##### Input data #####

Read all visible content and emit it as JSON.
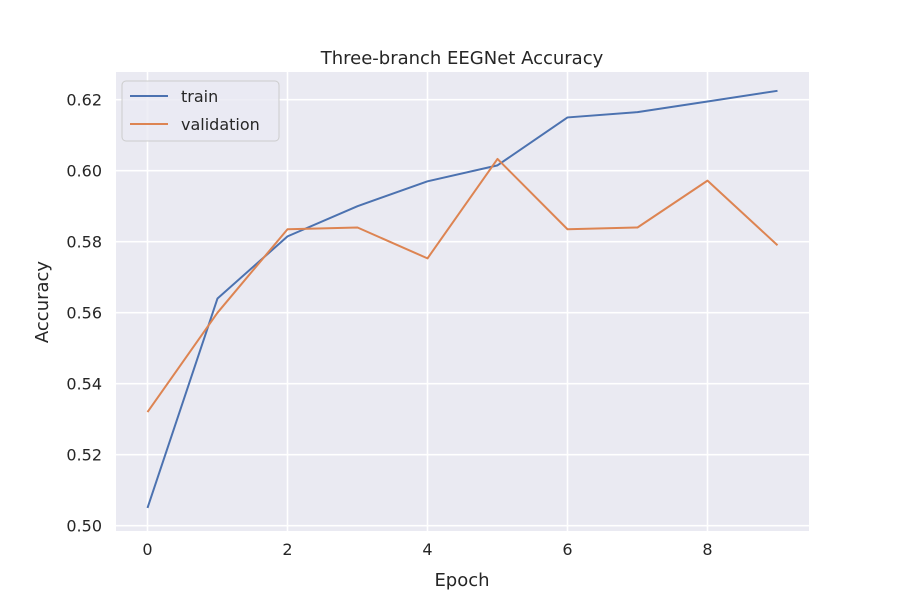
{
  "chart_data": {
    "type": "line",
    "title": "Three-branch EEGNet Accuracy",
    "xlabel": "Epoch",
    "ylabel": "Accuracy",
    "xlim": [
      -0.45,
      9.45
    ],
    "ylim": [
      0.4985,
      0.6278
    ],
    "xticks": [
      0,
      2,
      4,
      6,
      8
    ],
    "yticks": [
      0.5,
      0.52,
      0.54,
      0.56,
      0.58,
      0.6,
      0.62
    ],
    "grid": true,
    "legend": "upper-left",
    "x": [
      0,
      1,
      2,
      3,
      4,
      5,
      6,
      7,
      8,
      9
    ],
    "series": [
      {
        "name": "train",
        "color": "#4c72b0",
        "values": [
          0.505,
          0.564,
          0.5815,
          0.59,
          0.597,
          0.6015,
          0.615,
          0.6165,
          0.6195,
          0.6225
        ]
      },
      {
        "name": "validation",
        "color": "#dd8452",
        "values": [
          0.532,
          0.56,
          0.5835,
          0.584,
          0.5753,
          0.6033,
          0.5835,
          0.584,
          0.5972,
          0.579
        ]
      }
    ]
  }
}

#####

**Challenge**
From the data above, work out how many lines hold "Accuracy". Answer with the number alone.

**The completed task**
2